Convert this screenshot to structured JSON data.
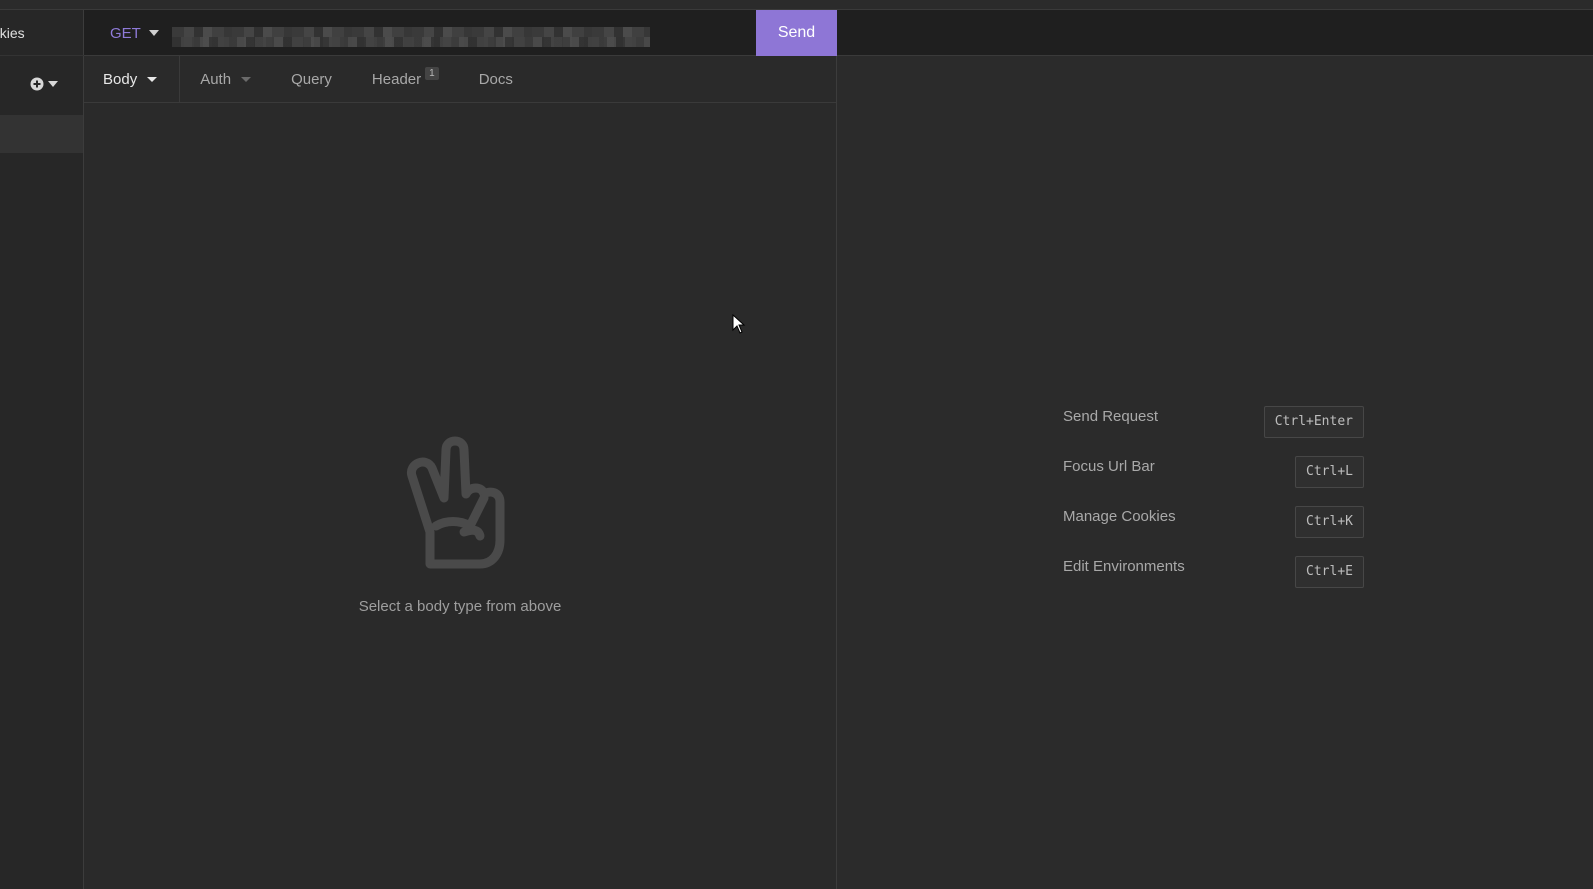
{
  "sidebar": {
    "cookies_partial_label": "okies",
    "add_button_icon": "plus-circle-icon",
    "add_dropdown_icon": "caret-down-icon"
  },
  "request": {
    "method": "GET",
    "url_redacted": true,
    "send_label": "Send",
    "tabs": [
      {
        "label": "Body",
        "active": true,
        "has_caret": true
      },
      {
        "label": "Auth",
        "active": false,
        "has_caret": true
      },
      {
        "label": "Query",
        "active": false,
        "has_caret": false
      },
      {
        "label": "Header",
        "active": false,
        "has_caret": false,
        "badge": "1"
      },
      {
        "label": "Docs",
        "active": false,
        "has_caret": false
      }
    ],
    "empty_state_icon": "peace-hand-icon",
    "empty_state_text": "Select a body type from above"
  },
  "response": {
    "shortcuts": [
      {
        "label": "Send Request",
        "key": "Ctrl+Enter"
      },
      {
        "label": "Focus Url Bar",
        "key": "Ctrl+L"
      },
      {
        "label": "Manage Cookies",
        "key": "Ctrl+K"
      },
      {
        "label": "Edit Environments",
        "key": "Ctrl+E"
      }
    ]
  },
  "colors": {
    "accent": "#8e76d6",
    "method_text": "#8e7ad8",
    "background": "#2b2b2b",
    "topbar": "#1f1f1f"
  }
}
════════════════
» What you have to do: The material above must be printed exactly, with its pictures left out.

» Final result:
Convert this screenshot to structured JSON data.
{
  "sidebar": {
    "cookies_partial_label": "okies",
    "add_button_icon": "plus-circle-icon",
    "add_dropdown_icon": "caret-down-icon"
  },
  "request": {
    "method": "GET",
    "url_redacted": true,
    "send_label": "Send",
    "tabs": [
      {
        "label": "Body",
        "active": true,
        "has_caret": true
      },
      {
        "label": "Auth",
        "active": false,
        "has_caret": true
      },
      {
        "label": "Query",
        "active": false,
        "has_caret": false
      },
      {
        "label": "Header",
        "active": false,
        "has_caret": false,
        "badge": "1"
      },
      {
        "label": "Docs",
        "active": false,
        "has_caret": false
      }
    ],
    "empty_state_icon": "peace-hand-icon",
    "empty_state_text": "Select a body type from above"
  },
  "response": {
    "shortcuts": [
      {
        "label": "Send Request",
        "key": "Ctrl+Enter"
      },
      {
        "label": "Focus Url Bar",
        "key": "Ctrl+L"
      },
      {
        "label": "Manage Cookies",
        "key": "Ctrl+K"
      },
      {
        "label": "Edit Environments",
        "key": "Ctrl+E"
      }
    ]
  },
  "colors": {
    "accent": "#8e76d6",
    "method_text": "#8e7ad8",
    "background": "#2b2b2b",
    "topbar": "#1f1f1f"
  }
}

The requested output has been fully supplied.